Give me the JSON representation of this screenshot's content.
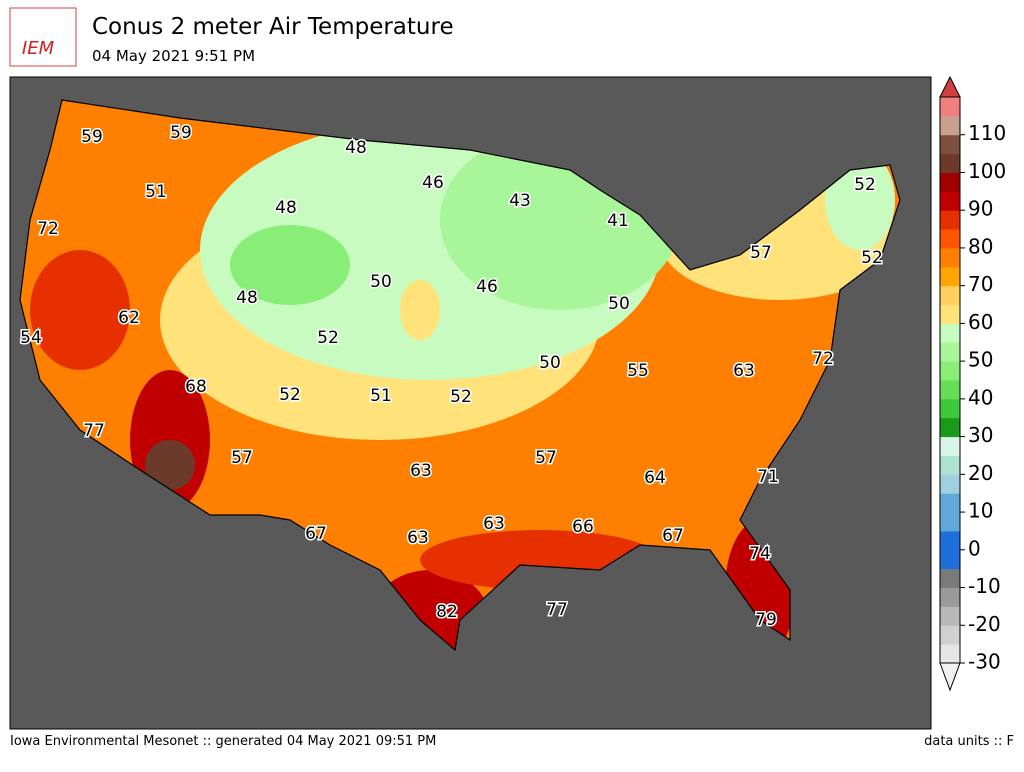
{
  "header": {
    "logo": "IEM",
    "title": "Conus 2 meter Air Temperature",
    "subtitle": "04 May 2021 9:51 PM"
  },
  "map_labels": [
    59,
    59,
    48,
    46,
    52,
    43,
    51,
    48,
    41,
    72,
    57,
    52,
    50,
    46,
    48,
    62,
    50,
    52,
    54,
    72,
    50,
    55,
    63,
    68,
    52,
    51,
    52,
    77,
    57,
    57,
    63,
    64,
    71,
    67,
    63,
    63,
    66,
    67,
    74,
    77,
    82,
    79
  ],
  "colorbar": {
    "ticks": [
      -30,
      -20,
      -10,
      0,
      10,
      20,
      30,
      40,
      50,
      60,
      70,
      80,
      90,
      100,
      110
    ],
    "range": [
      -30,
      120
    ],
    "colors": [
      "#e6e6e6",
      "#d0d0d0",
      "#b8b8b8",
      "#9a9a9a",
      "#7a7a7a",
      "#1e6fdc",
      "#1e6fdc",
      "#5fa8d8",
      "#5fa8d8",
      "#9fcfe0",
      "#aee2d0",
      "#d8f5e8",
      "#1a9a1a",
      "#3cc83c",
      "#66dd55",
      "#88ee77",
      "#a8f59a",
      "#c8fbc0",
      "#ffe27a",
      "#ffd060",
      "#ffa500",
      "#ff7f00",
      "#ff5500",
      "#e63000",
      "#c00000",
      "#a00000",
      "#6b3a2a",
      "#7e5040",
      "#c8a090",
      "#f08080"
    ]
  },
  "footer": {
    "left": "Iowa Environmental Mesonet :: generated 04 May 2021 09:51 PM",
    "right": "data units :: F"
  }
}
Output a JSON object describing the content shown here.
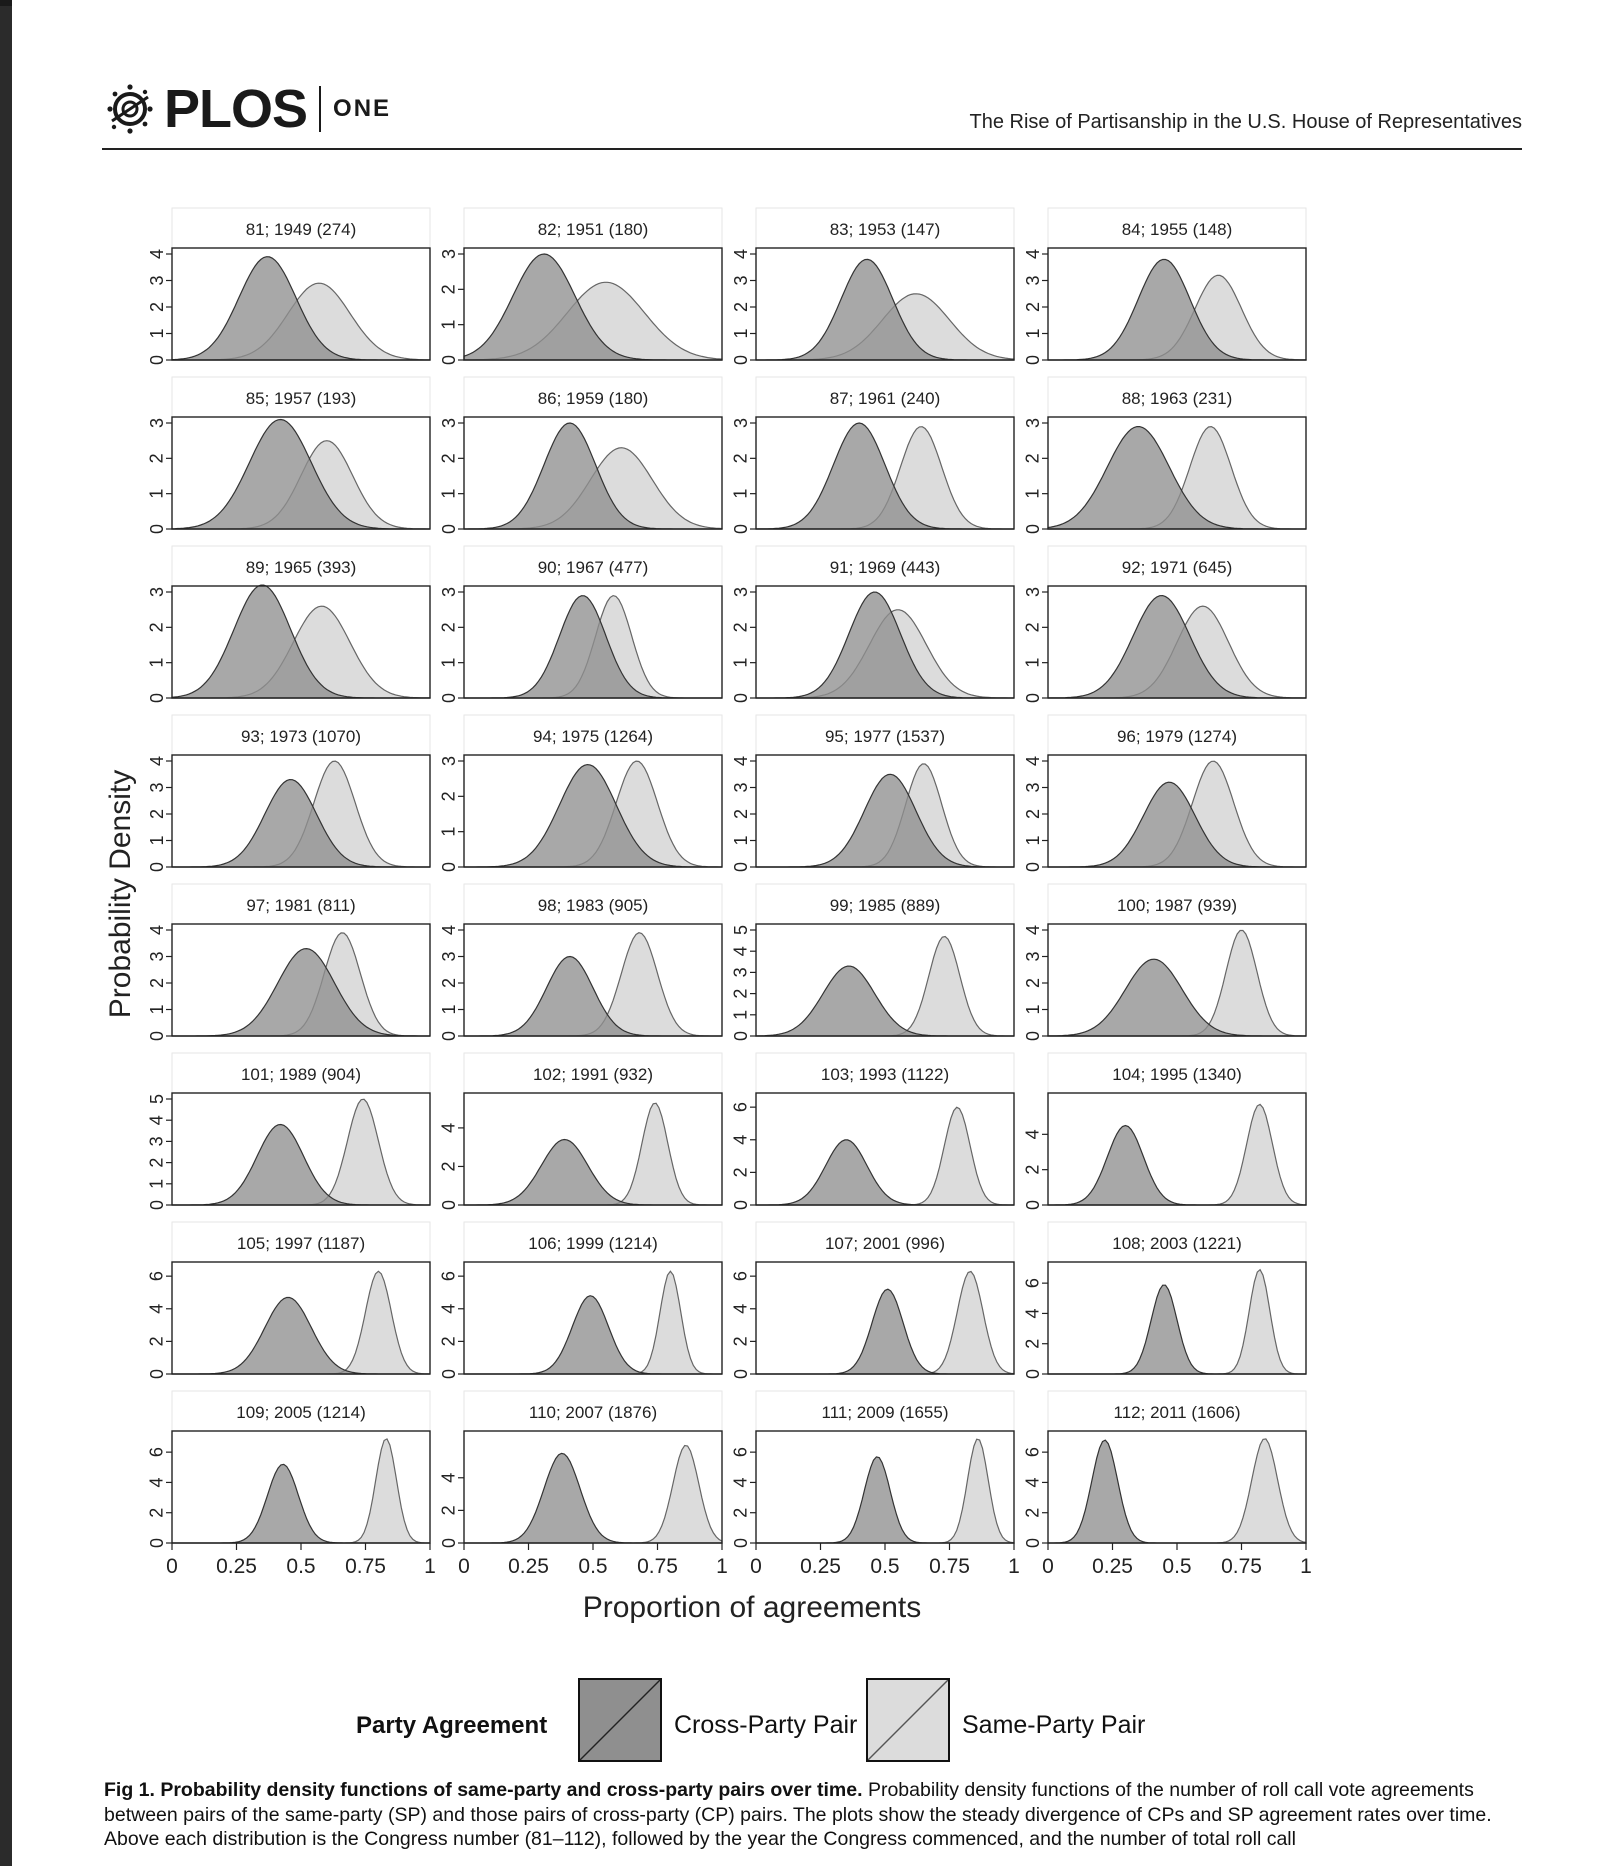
{
  "header": {
    "logo_name": "PLOS",
    "logo_sub": "ONE",
    "running_title": "The Rise of Partisanship in the U.S. House of Representatives"
  },
  "figure": {
    "ylabel": "Probability Density",
    "xlabel": "Proportion of agreements",
    "x_tick_labels": [
      "0",
      "0.25",
      "0.5",
      "0.75",
      "1"
    ],
    "colors": {
      "cross_party": "#8f8f8f",
      "same_party": "#dcdcdc",
      "overlap": "#a6a6a6",
      "panel_border": "#222222"
    }
  },
  "chart_data": {
    "type": "area",
    "xlabel": "Proportion of agreements",
    "ylabel": "Probability Density",
    "xlim": [
      0,
      1
    ],
    "series_names": [
      "Cross-Party Pair",
      "Same-Party Pair"
    ],
    "panels": [
      {
        "title": "81; 1949 (274)",
        "yticks": [
          "0",
          "1",
          "2",
          "3",
          "4"
        ],
        "ymax": 4,
        "cp": {
          "mu": 0.37,
          "sd": 0.11,
          "peak": 3.9
        },
        "sp": {
          "mu": 0.57,
          "sd": 0.12,
          "peak": 2.9
        }
      },
      {
        "title": "82; 1951 (180)",
        "yticks": [
          "0",
          "1",
          "2",
          "3"
        ],
        "ymax": 3,
        "cp": {
          "mu": 0.31,
          "sd": 0.12,
          "peak": 3.0
        },
        "sp": {
          "mu": 0.55,
          "sd": 0.15,
          "peak": 2.2
        }
      },
      {
        "title": "83; 1953 (147)",
        "yticks": [
          "0",
          "1",
          "2",
          "3",
          "4"
        ],
        "ymax": 4,
        "cp": {
          "mu": 0.43,
          "sd": 0.1,
          "peak": 3.8
        },
        "sp": {
          "mu": 0.62,
          "sd": 0.13,
          "peak": 2.5
        }
      },
      {
        "title": "84; 1955 (148)",
        "yticks": [
          "0",
          "1",
          "2",
          "3",
          "4"
        ],
        "ymax": 4,
        "cp": {
          "mu": 0.45,
          "sd": 0.1,
          "peak": 3.8
        },
        "sp": {
          "mu": 0.66,
          "sd": 0.09,
          "peak": 3.2
        }
      },
      {
        "title": "85; 1957 (193)",
        "yticks": [
          "0",
          "1",
          "2",
          "3"
        ],
        "ymax": 3,
        "cp": {
          "mu": 0.42,
          "sd": 0.12,
          "peak": 3.1
        },
        "sp": {
          "mu": 0.6,
          "sd": 0.1,
          "peak": 2.5
        }
      },
      {
        "title": "86; 1959 (180)",
        "yticks": [
          "0",
          "1",
          "2",
          "3"
        ],
        "ymax": 3,
        "cp": {
          "mu": 0.41,
          "sd": 0.1,
          "peak": 3.0
        },
        "sp": {
          "mu": 0.61,
          "sd": 0.12,
          "peak": 2.3
        }
      },
      {
        "title": "87; 1961 (240)",
        "yticks": [
          "0",
          "1",
          "2",
          "3"
        ],
        "ymax": 3,
        "cp": {
          "mu": 0.4,
          "sd": 0.1,
          "peak": 3.0
        },
        "sp": {
          "mu": 0.64,
          "sd": 0.08,
          "peak": 2.9
        }
      },
      {
        "title": "88; 1963 (231)",
        "yticks": [
          "0",
          "1",
          "2",
          "3"
        ],
        "ymax": 3,
        "cp": {
          "mu": 0.35,
          "sd": 0.12,
          "peak": 2.9
        },
        "sp": {
          "mu": 0.63,
          "sd": 0.08,
          "peak": 2.9
        }
      },
      {
        "title": "89; 1965 (393)",
        "yticks": [
          "0",
          "1",
          "2",
          "3"
        ],
        "ymax": 3,
        "cp": {
          "mu": 0.35,
          "sd": 0.11,
          "peak": 3.2
        },
        "sp": {
          "mu": 0.58,
          "sd": 0.11,
          "peak": 2.6
        }
      },
      {
        "title": "90; 1967 (477)",
        "yticks": [
          "0",
          "1",
          "2",
          "3"
        ],
        "ymax": 3,
        "cp": {
          "mu": 0.46,
          "sd": 0.09,
          "peak": 2.9
        },
        "sp": {
          "mu": 0.58,
          "sd": 0.07,
          "peak": 2.9
        }
      },
      {
        "title": "91; 1969 (443)",
        "yticks": [
          "0",
          "1",
          "2",
          "3"
        ],
        "ymax": 3,
        "cp": {
          "mu": 0.46,
          "sd": 0.1,
          "peak": 3.0
        },
        "sp": {
          "mu": 0.55,
          "sd": 0.11,
          "peak": 2.5
        }
      },
      {
        "title": "92; 1971 (645)",
        "yticks": [
          "0",
          "1",
          "2",
          "3"
        ],
        "ymax": 3,
        "cp": {
          "mu": 0.44,
          "sd": 0.11,
          "peak": 2.9
        },
        "sp": {
          "mu": 0.6,
          "sd": 0.1,
          "peak": 2.6
        }
      },
      {
        "title": "93; 1973 (1070)",
        "yticks": [
          "0",
          "1",
          "2",
          "3",
          "4"
        ],
        "ymax": 4,
        "cp": {
          "mu": 0.46,
          "sd": 0.1,
          "peak": 3.3
        },
        "sp": {
          "mu": 0.63,
          "sd": 0.08,
          "peak": 4.0
        }
      },
      {
        "title": "94; 1975 (1264)",
        "yticks": [
          "0",
          "1",
          "2",
          "3"
        ],
        "ymax": 3,
        "cp": {
          "mu": 0.48,
          "sd": 0.11,
          "peak": 2.9
        },
        "sp": {
          "mu": 0.67,
          "sd": 0.08,
          "peak": 3.0
        }
      },
      {
        "title": "95; 1977 (1537)",
        "yticks": [
          "0",
          "1",
          "2",
          "3",
          "4"
        ],
        "ymax": 4,
        "cp": {
          "mu": 0.52,
          "sd": 0.1,
          "peak": 3.5
        },
        "sp": {
          "mu": 0.65,
          "sd": 0.07,
          "peak": 3.9
        }
      },
      {
        "title": "96; 1979 (1274)",
        "yticks": [
          "0",
          "1",
          "2",
          "3",
          "4"
        ],
        "ymax": 4,
        "cp": {
          "mu": 0.47,
          "sd": 0.1,
          "peak": 3.2
        },
        "sp": {
          "mu": 0.64,
          "sd": 0.08,
          "peak": 4.0
        }
      },
      {
        "title": "97; 1981 (811)",
        "yticks": [
          "0",
          "1",
          "2",
          "3",
          "4"
        ],
        "ymax": 4,
        "cp": {
          "mu": 0.52,
          "sd": 0.11,
          "peak": 3.3
        },
        "sp": {
          "mu": 0.66,
          "sd": 0.07,
          "peak": 3.9
        }
      },
      {
        "title": "98; 1983 (905)",
        "yticks": [
          "0",
          "1",
          "2",
          "3",
          "4"
        ],
        "ymax": 4,
        "cp": {
          "mu": 0.41,
          "sd": 0.09,
          "peak": 3.0
        },
        "sp": {
          "mu": 0.68,
          "sd": 0.07,
          "peak": 3.9
        }
      },
      {
        "title": "99; 1985 (889)",
        "yticks": [
          "0",
          "1",
          "2",
          "3",
          "4",
          "5"
        ],
        "ymax": 5,
        "cp": {
          "mu": 0.36,
          "sd": 0.1,
          "peak": 3.3
        },
        "sp": {
          "mu": 0.73,
          "sd": 0.06,
          "peak": 4.7
        }
      },
      {
        "title": "100; 1987 (939)",
        "yticks": [
          "0",
          "1",
          "2",
          "3",
          "4"
        ],
        "ymax": 4,
        "cp": {
          "mu": 0.41,
          "sd": 0.11,
          "peak": 2.9
        },
        "sp": {
          "mu": 0.75,
          "sd": 0.06,
          "peak": 4.0
        }
      },
      {
        "title": "101; 1989 (904)",
        "yticks": [
          "0",
          "1",
          "2",
          "3",
          "4",
          "5"
        ],
        "ymax": 5,
        "cp": {
          "mu": 0.42,
          "sd": 0.09,
          "peak": 3.8
        },
        "sp": {
          "mu": 0.74,
          "sd": 0.06,
          "peak": 5.0
        }
      },
      {
        "title": "102; 1991 (932)",
        "yticks": [
          "0",
          "2",
          "4"
        ],
        "ymax": 5.5,
        "cp": {
          "mu": 0.39,
          "sd": 0.09,
          "peak": 3.4
        },
        "sp": {
          "mu": 0.74,
          "sd": 0.05,
          "peak": 5.3
        }
      },
      {
        "title": "103; 1993 (1122)",
        "yticks": [
          "0",
          "2",
          "4",
          "6"
        ],
        "ymax": 6.5,
        "cp": {
          "mu": 0.35,
          "sd": 0.08,
          "peak": 4.0
        },
        "sp": {
          "mu": 0.78,
          "sd": 0.05,
          "peak": 6.0
        }
      },
      {
        "title": "104; 1995 (1340)",
        "yticks": [
          "0",
          "2",
          "4"
        ],
        "ymax": 6,
        "cp": {
          "mu": 0.3,
          "sd": 0.07,
          "peak": 4.5
        },
        "sp": {
          "mu": 0.82,
          "sd": 0.05,
          "peak": 5.7
        }
      },
      {
        "title": "105; 1997 (1187)",
        "yticks": [
          "0",
          "2",
          "4",
          "6"
        ],
        "ymax": 6.5,
        "cp": {
          "mu": 0.45,
          "sd": 0.09,
          "peak": 4.7
        },
        "sp": {
          "mu": 0.8,
          "sd": 0.05,
          "peak": 6.3
        }
      },
      {
        "title": "106; 1999 (1214)",
        "yticks": [
          "0",
          "2",
          "4",
          "6"
        ],
        "ymax": 6.5,
        "cp": {
          "mu": 0.49,
          "sd": 0.07,
          "peak": 4.8
        },
        "sp": {
          "mu": 0.8,
          "sd": 0.04,
          "peak": 6.3
        }
      },
      {
        "title": "107; 2001 (996)",
        "yticks": [
          "0",
          "2",
          "4",
          "6"
        ],
        "ymax": 6.5,
        "cp": {
          "mu": 0.51,
          "sd": 0.06,
          "peak": 5.2
        },
        "sp": {
          "mu": 0.83,
          "sd": 0.05,
          "peak": 6.3
        }
      },
      {
        "title": "108; 2003 (1221)",
        "yticks": [
          "0",
          "2",
          "4",
          "6"
        ],
        "ymax": 7,
        "cp": {
          "mu": 0.45,
          "sd": 0.05,
          "peak": 5.9
        },
        "sp": {
          "mu": 0.82,
          "sd": 0.04,
          "peak": 6.9
        }
      },
      {
        "title": "109; 2005 (1214)",
        "yticks": [
          "0",
          "2",
          "4",
          "6"
        ],
        "ymax": 7,
        "cp": {
          "mu": 0.43,
          "sd": 0.06,
          "peak": 5.2
        },
        "sp": {
          "mu": 0.83,
          "sd": 0.04,
          "peak": 6.9
        }
      },
      {
        "title": "110; 2007 (1876)",
        "yticks": [
          "0",
          "2",
          "4"
        ],
        "ymax": 6.5,
        "cp": {
          "mu": 0.38,
          "sd": 0.07,
          "peak": 5.5
        },
        "sp": {
          "mu": 0.86,
          "sd": 0.05,
          "peak": 6.0
        }
      },
      {
        "title": "111; 2009 (1655)",
        "yticks": [
          "0",
          "2",
          "4",
          "6"
        ],
        "ymax": 7,
        "cp": {
          "mu": 0.47,
          "sd": 0.05,
          "peak": 5.7
        },
        "sp": {
          "mu": 0.86,
          "sd": 0.04,
          "peak": 6.9
        }
      },
      {
        "title": "112; 2011 (1606)",
        "yticks": [
          "0",
          "2",
          "4",
          "6"
        ],
        "ymax": 7,
        "cp": {
          "mu": 0.22,
          "sd": 0.05,
          "peak": 6.8
        },
        "sp": {
          "mu": 0.84,
          "sd": 0.05,
          "peak": 6.9
        }
      }
    ]
  },
  "legend": {
    "title": "Party Agreement",
    "cross_party_label": "Cross-Party Pair",
    "same_party_label": "Same-Party Pair"
  },
  "caption": {
    "lead": "Fig 1. Probability density functions of same-party and cross-party pairs over time.",
    "body": " Probability density functions of the number of roll call vote agreements between pairs of the same-party (SP) and those pairs of cross-party (CP) pairs. The plots show the steady divergence of CPs and SP agreement rates over time. Above each distribution is the Congress number (81–112), followed by the year the Congress commenced, and the number of total roll call"
  }
}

▶ EXERCISE: Give the count of lines containing "Probability", with no added text.

▶ THE SOLUTION: 4